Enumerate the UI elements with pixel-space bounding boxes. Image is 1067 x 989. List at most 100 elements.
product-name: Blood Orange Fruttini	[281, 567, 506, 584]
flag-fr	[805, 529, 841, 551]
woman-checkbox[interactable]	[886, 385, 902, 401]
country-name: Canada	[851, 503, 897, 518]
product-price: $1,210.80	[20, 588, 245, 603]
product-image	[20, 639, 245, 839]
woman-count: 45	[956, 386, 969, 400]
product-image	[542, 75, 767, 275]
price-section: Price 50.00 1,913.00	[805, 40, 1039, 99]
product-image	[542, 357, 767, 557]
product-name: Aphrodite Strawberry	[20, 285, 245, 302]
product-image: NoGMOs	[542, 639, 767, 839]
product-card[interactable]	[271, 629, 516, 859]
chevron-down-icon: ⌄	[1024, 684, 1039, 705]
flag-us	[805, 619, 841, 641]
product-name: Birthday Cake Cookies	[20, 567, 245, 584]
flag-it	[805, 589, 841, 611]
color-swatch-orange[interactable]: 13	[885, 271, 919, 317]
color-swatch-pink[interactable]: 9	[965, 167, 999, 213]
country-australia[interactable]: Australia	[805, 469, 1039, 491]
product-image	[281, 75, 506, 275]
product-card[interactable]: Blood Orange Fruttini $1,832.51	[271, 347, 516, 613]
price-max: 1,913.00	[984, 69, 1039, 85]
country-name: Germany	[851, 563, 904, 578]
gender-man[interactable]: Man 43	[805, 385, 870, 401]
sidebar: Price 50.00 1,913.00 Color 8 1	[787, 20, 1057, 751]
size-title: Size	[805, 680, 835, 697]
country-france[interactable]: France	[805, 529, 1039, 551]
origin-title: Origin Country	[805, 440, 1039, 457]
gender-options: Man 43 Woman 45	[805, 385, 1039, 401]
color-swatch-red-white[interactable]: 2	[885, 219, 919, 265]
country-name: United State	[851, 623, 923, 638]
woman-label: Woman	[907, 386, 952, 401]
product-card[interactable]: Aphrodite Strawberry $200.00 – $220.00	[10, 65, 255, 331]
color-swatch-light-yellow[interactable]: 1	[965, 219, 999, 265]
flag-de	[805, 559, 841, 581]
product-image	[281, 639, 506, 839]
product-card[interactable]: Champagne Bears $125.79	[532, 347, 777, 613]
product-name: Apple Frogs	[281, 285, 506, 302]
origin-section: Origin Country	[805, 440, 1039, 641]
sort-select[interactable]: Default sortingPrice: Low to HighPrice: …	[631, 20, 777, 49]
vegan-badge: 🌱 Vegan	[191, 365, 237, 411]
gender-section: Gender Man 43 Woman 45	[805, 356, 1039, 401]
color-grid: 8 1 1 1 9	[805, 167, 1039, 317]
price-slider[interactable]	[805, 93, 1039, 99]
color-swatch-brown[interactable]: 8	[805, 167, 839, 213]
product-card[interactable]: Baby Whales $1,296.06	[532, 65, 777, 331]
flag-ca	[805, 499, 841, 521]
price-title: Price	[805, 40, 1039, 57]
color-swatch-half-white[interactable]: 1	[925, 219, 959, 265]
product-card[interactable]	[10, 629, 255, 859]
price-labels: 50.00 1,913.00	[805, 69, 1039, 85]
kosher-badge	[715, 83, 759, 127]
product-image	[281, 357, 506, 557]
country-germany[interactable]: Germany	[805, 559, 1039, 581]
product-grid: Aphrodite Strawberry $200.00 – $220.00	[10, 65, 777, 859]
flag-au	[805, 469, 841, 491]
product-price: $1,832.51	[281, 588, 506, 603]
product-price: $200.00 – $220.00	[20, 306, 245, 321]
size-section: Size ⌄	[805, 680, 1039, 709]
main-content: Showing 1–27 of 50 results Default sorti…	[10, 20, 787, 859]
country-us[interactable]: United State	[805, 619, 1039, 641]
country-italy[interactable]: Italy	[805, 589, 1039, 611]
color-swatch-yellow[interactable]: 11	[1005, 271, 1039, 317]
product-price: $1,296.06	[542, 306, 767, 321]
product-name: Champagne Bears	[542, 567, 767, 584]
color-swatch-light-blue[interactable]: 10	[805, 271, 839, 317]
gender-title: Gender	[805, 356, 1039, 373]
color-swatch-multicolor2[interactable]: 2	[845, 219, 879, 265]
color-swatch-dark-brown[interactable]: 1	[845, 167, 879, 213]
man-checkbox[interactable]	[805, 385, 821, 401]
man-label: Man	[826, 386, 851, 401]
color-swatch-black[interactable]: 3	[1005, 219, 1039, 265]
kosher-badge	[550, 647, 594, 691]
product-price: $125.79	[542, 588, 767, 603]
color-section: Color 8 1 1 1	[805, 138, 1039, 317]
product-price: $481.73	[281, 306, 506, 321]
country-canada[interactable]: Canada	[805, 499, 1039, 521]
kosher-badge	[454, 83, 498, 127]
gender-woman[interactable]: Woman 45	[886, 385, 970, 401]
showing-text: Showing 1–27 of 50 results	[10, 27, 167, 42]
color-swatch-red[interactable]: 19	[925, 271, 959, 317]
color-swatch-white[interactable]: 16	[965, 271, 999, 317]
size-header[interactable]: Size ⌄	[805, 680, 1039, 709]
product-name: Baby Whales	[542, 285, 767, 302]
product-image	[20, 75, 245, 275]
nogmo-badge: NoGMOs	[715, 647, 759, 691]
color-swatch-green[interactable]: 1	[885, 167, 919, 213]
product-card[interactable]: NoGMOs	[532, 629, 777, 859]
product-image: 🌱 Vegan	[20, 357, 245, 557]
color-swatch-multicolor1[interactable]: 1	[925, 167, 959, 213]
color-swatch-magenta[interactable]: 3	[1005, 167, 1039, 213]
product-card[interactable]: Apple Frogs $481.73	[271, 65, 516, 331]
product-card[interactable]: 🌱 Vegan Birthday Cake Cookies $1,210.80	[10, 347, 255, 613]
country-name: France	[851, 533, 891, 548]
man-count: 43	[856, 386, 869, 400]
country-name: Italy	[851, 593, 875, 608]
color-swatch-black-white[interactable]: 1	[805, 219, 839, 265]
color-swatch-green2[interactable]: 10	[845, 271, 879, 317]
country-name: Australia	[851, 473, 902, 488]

Aufgabenstellung -> Mach aus diesen Zeilen eine nummerierte Liste ohne Leerzeilen. Alle Daten sollen darin vorkommen.

Richtige Lösung ->
1. Enumerate the UI elements with pixel-space bounding boxes. Image is 1067 x 989. List at most 100 elements.
2. product-name: Blood Orange Fruttini	[281, 567, 506, 584]
3. flag-fr	[805, 529, 841, 551]
4. woman-checkbox[interactable]	[886, 385, 902, 401]
5. country-name: Canada	[851, 503, 897, 518]
6. product-price: $1,210.80	[20, 588, 245, 603]
7. product-image	[20, 639, 245, 839]
8. woman-count: 45	[956, 386, 969, 400]
9. product-image	[542, 75, 767, 275]
10. price-section: Price 50.00 1,913.00	[805, 40, 1039, 99]
11. product-image	[542, 357, 767, 557]
12. product-name: Aphrodite Strawberry	[20, 285, 245, 302]
13. product-image: NoGMOs	[542, 639, 767, 839]
14. product-card[interactable]	[271, 629, 516, 859]
15. chevron-down-icon: ⌄	[1024, 684, 1039, 705]
16. flag-us	[805, 619, 841, 641]
17. product-name: Birthday Cake Cookies	[20, 567, 245, 584]
18. flag-it	[805, 589, 841, 611]
19. color-swatch-orange[interactable]: 13	[885, 271, 919, 317]
20. color-swatch-pink[interactable]: 9	[965, 167, 999, 213]
21. country-australia[interactable]: Australia	[805, 469, 1039, 491]
22. product-image	[281, 75, 506, 275]
23. product-card[interactable]: Blood Orange Fruttini $1,832.51	[271, 347, 516, 613]
24. price-max: 1,913.00	[984, 69, 1039, 85]
25. country-name: Germany	[851, 563, 904, 578]
26. gender-man[interactable]: Man 43	[805, 385, 870, 401]
27. sidebar: Price 50.00 1,913.00 Color 8 1	[787, 20, 1057, 751]
28. size-title: Size	[805, 680, 835, 697]
29. country-france[interactable]: France	[805, 529, 1039, 551]
30. origin-title: Origin Country	[805, 440, 1039, 457]
31. gender-options: Man 43 Woman 45	[805, 385, 1039, 401]
32. color-swatch-red-white[interactable]: 2	[885, 219, 919, 265]
33. country-name: United State	[851, 623, 923, 638]
34. woman-label: Woman	[907, 386, 952, 401]
35. product-card[interactable]: Aphrodite Strawberry $200.00 – $220.00	[10, 65, 255, 331]
36. color-swatch-light-yellow[interactable]: 1	[965, 219, 999, 265]
37. flag-de	[805, 559, 841, 581]
38. product-image	[281, 639, 506, 839]
39. product-card[interactable]: Champagne Bears $125.79	[532, 347, 777, 613]
40. product-name: Apple Frogs	[281, 285, 506, 302]
41. origin-section: Origin Country	[805, 440, 1039, 641]
42. sort-select[interactable]: Default sortingPrice: Low to HighPrice: …	[631, 20, 777, 49]
43. vegan-badge: 🌱 Vegan	[191, 365, 237, 411]
44. gender-section: Gender Man 43 Woman 45	[805, 356, 1039, 401]
45. color-grid: 8 1 1 1 9	[805, 167, 1039, 317]
46. price-slider[interactable]	[805, 93, 1039, 99]
47. color-swatch-brown[interactable]: 8	[805, 167, 839, 213]
48. product-card[interactable]: Baby Whales $1,296.06	[532, 65, 777, 331]
49. flag-ca	[805, 499, 841, 521]
50. price-title: Price	[805, 40, 1039, 57]
51. color-swatch-half-white[interactable]: 1	[925, 219, 959, 265]
52. product-card[interactable]	[10, 629, 255, 859]
53. price-labels: 50.00 1,913.00	[805, 69, 1039, 85]
54. kosher-badge	[715, 83, 759, 127]
55. product-image	[281, 357, 506, 557]
56. country-germany[interactable]: Germany	[805, 559, 1039, 581]
57. product-grid: Aphrodite Strawberry $200.00 – $220.00	[10, 65, 777, 859]
58. flag-au	[805, 469, 841, 491]
59. product-price: $1,832.51	[281, 588, 506, 603]
60. product-price: $200.00 – $220.00	[20, 306, 245, 321]
61. size-section: Size ⌄	[805, 680, 1039, 709]
62. main-content: Showing 1–27 of 50 results Default sorti…	[10, 20, 787, 859]
63. country-us[interactable]: United State	[805, 619, 1039, 641]
64. country-italy[interactable]: Italy	[805, 589, 1039, 611]
65. color-swatch-yellow[interactable]: 11	[1005, 271, 1039, 317]
66. product-price: $1,296.06	[542, 306, 767, 321]
67. product-name: Champagne Bears	[542, 567, 767, 584]
68. color-swatch-light-blue[interactable]: 10	[805, 271, 839, 317]
69. gender-title: Gender	[805, 356, 1039, 373]
70. color-swatch-multicolor2[interactable]: 2	[845, 219, 879, 265]
71. color-swatch-dark-brown[interactable]: 1	[845, 167, 879, 213]
72. man-checkbox[interactable]	[805, 385, 821, 401]
73. man-label: Man	[826, 386, 851, 401]
74. color-swatch-black[interactable]: 3	[1005, 219, 1039, 265]
75. kosher-badge	[550, 647, 594, 691]
76. product-price: $125.79	[542, 588, 767, 603]
77. color-section: Color 8 1 1 1	[805, 138, 1039, 317]
78. product-price: $481.73	[281, 306, 506, 321]
79. country-canada[interactable]: Canada	[805, 499, 1039, 521]
80. kosher-badge	[454, 83, 498, 127]
81. gender-woman[interactable]: Woman 45	[886, 385, 970, 401]
82. showing-text: Showing 1–27 of 50 results	[10, 27, 167, 42]
83. color-swatch-red[interactable]: 19	[925, 271, 959, 317]
84. color-swatch-white[interactable]: 16	[965, 271, 999, 317]
85. size-header[interactable]: Size ⌄	[805, 680, 1039, 709]
86. product-name: Baby Whales	[542, 285, 767, 302]
87. product-image	[20, 75, 245, 275]
88. nogmo-badge: NoGMOs	[715, 647, 759, 691]
89. color-swatch-green[interactable]: 1	[885, 167, 919, 213]
90. product-card[interactable]: NoGMOs	[532, 629, 777, 859]
91. product-image: 🌱 Vegan	[20, 357, 245, 557]
92. color-swatch-multicolor1[interactable]: 1	[925, 167, 959, 213]
93. color-swatch-magenta[interactable]: 3	[1005, 167, 1039, 213]
94. product-card[interactable]: Apple Frogs $481.73	[271, 65, 516, 331]
95. product-card[interactable]: 🌱 Vegan Birthday Cake Cookies $1,210.80	[10, 347, 255, 613]
96. country-name: France	[851, 533, 891, 548]
97. man-count: 43	[856, 386, 869, 400]
98. country-name: Italy	[851, 593, 875, 608]
99. color-swatch-black-white[interactable]: 1	[805, 219, 839, 265]
100. color-swatch-green2[interactable]: 10	[845, 271, 879, 317]
101. country-name: Australia	[851, 473, 902, 488]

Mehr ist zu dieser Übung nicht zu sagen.